■ Aim of the task
Continue the reflection below on how pro-life Catholics view women who consider abortion, starting after its last sentence.

I wouldn’t let one story–even if that story is my mother’s, and my own–stop me from coming out as pro-life, however. It’s more the way that so many prolife Catholics, then and now, look at women like my mother and so many millions of other women pregnant in circumstances that range from far more threatening to far less thoughtful: like they’re filthy, and evil, and monstrous for being scared enough or alone enough or sick enough or just plain young and stupid enough to consider terminating a pregnancy. Yes, I am aware that there are many on the Catholic bus who don’t do this (case in point: Deacon Greg Kandra’s very balanced and thoughtful homily for tomorrow, which prompted this reflection of mine), who reach out with compassion, but quite frankly you wouldn’t know it if you spent any time in the comboxes. When the other bus accuses us of being judgmental and lacking in empathy, it’s not only their own bias that offers proof texts.
I don’t want to get on board a bus that would invite me to look at women that way. Even worse, I don’t want to have to look at sexuality–the whole big multistory howdah teetering atop every elephant in the pew–the way so much of the Catholic prolife movement wants me to see it: as a gift from God, yeah sure, but one so limited in usefulness and wonder and nuance and complexity that it might as well be a gift of itchy woolen longjohns from your least-favorite aunt. It fries me, as a matter of fact, that we as a Church can be so (justifiably) appalled at government attempts to make pregnancy into a disease to be prevented, when we turn right around and act, so often, as though pregnancy is the just punishment a woman deserves for having sex, even if it wasn’t consensual but especially if it was.

■ Excerpted data

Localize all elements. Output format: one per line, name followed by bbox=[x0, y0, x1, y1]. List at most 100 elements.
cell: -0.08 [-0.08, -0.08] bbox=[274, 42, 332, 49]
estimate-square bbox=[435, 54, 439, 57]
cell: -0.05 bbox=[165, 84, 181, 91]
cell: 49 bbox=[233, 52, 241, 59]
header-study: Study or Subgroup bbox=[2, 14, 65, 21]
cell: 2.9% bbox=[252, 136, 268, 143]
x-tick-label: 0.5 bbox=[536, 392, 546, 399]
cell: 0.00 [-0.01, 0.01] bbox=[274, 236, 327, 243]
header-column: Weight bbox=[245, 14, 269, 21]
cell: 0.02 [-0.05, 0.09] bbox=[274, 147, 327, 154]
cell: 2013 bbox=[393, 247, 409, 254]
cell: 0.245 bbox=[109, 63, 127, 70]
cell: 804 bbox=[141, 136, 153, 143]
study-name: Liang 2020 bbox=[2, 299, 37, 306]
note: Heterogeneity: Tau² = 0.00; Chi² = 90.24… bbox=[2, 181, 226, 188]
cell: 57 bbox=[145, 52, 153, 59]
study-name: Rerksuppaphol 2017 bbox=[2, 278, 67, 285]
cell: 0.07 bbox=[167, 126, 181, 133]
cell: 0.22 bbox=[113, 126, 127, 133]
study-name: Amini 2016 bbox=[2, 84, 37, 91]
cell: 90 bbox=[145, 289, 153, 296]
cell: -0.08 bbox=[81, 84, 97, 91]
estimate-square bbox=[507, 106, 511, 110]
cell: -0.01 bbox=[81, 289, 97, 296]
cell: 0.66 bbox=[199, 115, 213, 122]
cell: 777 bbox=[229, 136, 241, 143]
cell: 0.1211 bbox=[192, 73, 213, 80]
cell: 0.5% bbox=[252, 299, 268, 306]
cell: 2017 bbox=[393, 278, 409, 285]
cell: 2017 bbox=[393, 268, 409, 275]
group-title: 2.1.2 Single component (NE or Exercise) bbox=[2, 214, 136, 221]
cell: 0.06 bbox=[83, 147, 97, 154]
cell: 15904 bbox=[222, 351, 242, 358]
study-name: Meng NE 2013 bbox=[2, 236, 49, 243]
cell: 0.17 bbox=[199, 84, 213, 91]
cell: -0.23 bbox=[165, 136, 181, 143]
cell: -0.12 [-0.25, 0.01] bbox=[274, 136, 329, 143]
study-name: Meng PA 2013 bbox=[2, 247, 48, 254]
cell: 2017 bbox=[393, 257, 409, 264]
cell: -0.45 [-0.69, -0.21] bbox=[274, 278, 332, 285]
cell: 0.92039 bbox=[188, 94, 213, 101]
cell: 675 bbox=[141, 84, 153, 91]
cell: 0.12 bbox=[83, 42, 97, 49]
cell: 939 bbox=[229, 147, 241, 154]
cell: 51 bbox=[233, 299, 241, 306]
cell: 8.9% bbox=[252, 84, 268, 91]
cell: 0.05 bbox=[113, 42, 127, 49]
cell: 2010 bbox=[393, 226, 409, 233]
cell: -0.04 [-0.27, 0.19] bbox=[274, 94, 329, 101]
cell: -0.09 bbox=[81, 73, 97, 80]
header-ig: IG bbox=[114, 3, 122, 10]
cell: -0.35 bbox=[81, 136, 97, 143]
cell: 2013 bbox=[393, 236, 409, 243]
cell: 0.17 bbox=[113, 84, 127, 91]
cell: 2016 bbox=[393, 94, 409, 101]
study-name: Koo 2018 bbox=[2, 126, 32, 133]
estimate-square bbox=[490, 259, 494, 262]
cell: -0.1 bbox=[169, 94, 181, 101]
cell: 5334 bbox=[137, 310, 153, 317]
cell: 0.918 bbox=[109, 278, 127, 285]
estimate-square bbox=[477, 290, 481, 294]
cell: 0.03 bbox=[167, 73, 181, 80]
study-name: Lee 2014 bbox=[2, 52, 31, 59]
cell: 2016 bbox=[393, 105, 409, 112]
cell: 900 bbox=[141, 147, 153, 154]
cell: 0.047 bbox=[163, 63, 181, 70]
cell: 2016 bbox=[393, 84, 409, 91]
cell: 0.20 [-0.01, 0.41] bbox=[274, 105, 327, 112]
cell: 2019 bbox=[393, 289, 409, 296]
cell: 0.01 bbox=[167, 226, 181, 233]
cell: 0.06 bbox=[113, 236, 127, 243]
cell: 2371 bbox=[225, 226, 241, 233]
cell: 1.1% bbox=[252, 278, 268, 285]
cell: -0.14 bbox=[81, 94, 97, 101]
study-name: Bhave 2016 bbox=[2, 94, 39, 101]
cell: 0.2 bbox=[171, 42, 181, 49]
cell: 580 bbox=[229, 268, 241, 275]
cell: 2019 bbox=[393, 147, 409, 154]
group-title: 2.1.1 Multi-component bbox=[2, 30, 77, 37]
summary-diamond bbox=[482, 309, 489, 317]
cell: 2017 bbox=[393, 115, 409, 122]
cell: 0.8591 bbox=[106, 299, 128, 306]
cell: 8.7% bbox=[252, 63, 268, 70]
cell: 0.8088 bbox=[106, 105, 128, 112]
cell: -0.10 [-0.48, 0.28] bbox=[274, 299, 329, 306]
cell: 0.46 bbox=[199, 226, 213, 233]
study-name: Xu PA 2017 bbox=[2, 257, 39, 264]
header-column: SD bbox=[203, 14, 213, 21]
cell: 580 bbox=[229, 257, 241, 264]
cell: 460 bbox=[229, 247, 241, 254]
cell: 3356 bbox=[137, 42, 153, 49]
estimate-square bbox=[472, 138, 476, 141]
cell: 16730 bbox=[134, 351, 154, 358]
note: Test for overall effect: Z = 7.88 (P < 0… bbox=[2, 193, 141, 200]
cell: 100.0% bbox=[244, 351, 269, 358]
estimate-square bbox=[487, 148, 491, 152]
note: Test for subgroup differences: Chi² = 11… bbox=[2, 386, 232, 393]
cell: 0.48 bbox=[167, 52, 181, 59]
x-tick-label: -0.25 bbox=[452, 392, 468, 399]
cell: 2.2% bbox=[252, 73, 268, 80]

■ Solved exercise
This doesn’t even get close to expressing all the reasons I am queasy about putting on a prolife button–like, for instance, the assumption that I’d have to complete the set with buttons declaring myself Republican, homophobic, and pro-death-penalty. Anyone who says there’s not a litmus-test-cum-voter-registration-exam for Catholics these days is either lying or better at ignoring the elephants than I am.
In the end, though, the biggest reason may be that I am a coward. Catholics are not the only ones with a litmus test, and I know very well that by coming out against abortion (in principle, even; I am nowhere near ready, in conscience or in grace, to support a legal ban) I risk losing the respect and even the friendship of people I respect and love. There will be blowback enough, I expect, if I’m brave enough to link to this post on Facebook.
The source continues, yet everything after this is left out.